_The exercise:_ Wherever the word "retention" shows up in a line, please copy that line.

Dataset records:

□ □ □ □ □ □ □

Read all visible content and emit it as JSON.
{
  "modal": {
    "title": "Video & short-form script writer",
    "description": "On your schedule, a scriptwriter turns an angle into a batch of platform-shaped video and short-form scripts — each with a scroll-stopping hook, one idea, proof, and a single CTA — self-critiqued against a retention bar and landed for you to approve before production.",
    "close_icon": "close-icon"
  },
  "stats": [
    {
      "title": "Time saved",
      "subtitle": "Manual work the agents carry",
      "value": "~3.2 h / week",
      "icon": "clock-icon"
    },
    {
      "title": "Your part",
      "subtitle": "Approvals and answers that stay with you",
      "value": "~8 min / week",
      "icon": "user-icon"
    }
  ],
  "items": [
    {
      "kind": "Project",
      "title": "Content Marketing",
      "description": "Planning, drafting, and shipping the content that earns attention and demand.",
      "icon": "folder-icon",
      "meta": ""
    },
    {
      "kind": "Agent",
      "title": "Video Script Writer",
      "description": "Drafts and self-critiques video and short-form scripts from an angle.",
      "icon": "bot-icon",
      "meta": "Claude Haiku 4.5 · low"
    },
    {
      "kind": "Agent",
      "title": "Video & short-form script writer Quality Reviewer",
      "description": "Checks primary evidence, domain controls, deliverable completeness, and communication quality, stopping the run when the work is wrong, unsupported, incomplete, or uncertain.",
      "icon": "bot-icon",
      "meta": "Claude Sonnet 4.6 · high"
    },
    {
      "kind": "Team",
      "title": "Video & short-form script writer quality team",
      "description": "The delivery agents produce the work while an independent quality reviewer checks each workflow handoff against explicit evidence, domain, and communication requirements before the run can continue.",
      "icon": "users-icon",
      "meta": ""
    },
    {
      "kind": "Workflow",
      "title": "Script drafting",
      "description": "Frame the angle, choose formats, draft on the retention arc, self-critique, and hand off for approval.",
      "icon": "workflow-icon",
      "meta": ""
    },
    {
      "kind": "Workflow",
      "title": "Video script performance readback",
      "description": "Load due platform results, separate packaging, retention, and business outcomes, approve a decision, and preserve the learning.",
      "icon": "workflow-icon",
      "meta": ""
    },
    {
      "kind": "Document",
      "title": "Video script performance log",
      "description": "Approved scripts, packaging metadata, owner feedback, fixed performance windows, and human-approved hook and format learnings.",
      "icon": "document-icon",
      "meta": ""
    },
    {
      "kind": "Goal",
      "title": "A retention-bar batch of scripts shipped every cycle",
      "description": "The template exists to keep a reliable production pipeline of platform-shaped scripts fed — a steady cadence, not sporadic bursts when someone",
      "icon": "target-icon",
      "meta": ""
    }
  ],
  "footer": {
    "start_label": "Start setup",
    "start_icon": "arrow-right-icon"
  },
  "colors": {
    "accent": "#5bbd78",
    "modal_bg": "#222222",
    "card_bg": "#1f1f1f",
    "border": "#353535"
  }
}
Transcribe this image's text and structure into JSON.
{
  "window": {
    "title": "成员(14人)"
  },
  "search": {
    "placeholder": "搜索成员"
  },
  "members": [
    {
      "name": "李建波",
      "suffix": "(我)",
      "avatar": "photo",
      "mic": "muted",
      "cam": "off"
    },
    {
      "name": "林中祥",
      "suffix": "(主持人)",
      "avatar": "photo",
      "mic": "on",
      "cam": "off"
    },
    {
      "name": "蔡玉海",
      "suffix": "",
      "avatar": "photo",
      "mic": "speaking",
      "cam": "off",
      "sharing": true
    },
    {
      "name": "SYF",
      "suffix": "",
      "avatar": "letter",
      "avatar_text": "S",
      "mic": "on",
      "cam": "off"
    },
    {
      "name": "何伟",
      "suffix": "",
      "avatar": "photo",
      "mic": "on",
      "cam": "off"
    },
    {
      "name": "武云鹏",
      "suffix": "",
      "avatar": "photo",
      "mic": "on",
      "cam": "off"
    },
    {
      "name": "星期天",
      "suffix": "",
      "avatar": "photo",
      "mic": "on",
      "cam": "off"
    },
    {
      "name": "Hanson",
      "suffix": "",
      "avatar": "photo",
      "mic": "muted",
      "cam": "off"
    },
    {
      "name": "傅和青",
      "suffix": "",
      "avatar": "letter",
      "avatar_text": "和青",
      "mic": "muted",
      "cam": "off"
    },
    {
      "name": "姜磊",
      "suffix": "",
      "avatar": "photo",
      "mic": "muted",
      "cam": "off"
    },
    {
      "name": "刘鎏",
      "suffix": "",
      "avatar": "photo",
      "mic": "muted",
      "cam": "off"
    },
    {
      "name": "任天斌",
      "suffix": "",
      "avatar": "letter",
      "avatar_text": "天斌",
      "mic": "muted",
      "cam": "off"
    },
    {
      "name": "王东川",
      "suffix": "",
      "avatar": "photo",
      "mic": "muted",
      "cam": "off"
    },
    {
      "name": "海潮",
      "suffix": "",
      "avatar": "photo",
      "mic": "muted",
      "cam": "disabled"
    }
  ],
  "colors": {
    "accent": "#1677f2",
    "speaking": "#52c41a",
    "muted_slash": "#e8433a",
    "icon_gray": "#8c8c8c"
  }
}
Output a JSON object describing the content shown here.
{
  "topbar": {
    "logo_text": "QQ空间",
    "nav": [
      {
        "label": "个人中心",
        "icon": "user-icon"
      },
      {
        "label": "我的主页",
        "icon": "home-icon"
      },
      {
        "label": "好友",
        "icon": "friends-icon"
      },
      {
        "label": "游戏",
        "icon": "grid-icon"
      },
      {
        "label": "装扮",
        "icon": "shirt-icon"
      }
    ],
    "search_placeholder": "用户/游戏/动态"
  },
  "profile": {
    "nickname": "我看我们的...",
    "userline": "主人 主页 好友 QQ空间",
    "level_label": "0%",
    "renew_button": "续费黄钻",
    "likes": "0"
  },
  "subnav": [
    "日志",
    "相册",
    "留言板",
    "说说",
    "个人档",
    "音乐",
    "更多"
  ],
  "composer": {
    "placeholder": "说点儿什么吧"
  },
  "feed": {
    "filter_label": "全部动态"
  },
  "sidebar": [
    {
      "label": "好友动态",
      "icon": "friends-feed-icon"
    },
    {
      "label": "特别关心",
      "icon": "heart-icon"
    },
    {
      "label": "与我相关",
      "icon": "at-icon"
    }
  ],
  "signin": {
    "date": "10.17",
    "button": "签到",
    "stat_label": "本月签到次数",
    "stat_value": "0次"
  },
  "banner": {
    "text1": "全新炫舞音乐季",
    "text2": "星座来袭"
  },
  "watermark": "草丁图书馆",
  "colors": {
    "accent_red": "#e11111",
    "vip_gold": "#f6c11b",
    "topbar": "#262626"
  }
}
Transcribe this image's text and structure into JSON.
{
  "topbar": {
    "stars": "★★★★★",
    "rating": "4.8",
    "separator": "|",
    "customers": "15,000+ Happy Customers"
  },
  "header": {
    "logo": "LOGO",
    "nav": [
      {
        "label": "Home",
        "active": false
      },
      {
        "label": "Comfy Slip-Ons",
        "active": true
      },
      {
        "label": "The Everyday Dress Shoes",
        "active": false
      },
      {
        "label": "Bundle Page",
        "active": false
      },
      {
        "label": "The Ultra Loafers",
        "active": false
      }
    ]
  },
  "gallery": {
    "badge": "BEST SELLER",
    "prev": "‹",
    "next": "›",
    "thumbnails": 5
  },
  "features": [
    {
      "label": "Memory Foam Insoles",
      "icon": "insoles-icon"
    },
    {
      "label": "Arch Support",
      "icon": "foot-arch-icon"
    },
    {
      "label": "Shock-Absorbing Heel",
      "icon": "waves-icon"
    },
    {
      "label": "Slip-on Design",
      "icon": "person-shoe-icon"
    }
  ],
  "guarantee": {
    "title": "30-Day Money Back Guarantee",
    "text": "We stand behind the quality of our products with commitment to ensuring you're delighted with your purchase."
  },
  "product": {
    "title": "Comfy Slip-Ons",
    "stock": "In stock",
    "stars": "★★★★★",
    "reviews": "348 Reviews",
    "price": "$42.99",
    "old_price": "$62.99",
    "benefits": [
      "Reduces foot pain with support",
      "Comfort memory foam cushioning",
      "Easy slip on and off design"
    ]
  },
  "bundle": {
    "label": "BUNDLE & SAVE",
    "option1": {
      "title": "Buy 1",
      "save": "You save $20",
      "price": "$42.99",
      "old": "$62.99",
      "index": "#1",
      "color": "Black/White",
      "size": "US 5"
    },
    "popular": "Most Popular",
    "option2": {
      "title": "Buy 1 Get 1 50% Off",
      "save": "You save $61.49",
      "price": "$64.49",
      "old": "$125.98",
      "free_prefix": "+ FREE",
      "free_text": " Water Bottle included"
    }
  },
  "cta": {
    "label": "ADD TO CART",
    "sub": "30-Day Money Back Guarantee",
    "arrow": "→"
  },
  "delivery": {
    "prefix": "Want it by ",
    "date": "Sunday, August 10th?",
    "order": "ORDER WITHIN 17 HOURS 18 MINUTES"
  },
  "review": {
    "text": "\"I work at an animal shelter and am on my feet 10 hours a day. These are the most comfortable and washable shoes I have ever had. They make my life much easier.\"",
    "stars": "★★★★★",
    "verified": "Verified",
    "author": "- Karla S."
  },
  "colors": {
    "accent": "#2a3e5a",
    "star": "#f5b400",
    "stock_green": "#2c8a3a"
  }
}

□ □ □ □ □ □ □

_Task answer:_
    "description": "On your schedule, a scriptwriter turns an angle into a batch of platform-shaped video and short-form scripts — each with a scroll-stopping hook, one idea, proof, and a single CTA — self-critiqued against a retention bar and landed for you to approve before production.",
      "description": "Frame the angle, choose formats, draft on the retention arc, self-critique, and hand off for approval.",
      "description": "Load due platform results, separate packaging, retention, and business outcomes, approve a decision, and preserve the learning.",
      "title": "A retention-bar batch of scripts shipped every cycle",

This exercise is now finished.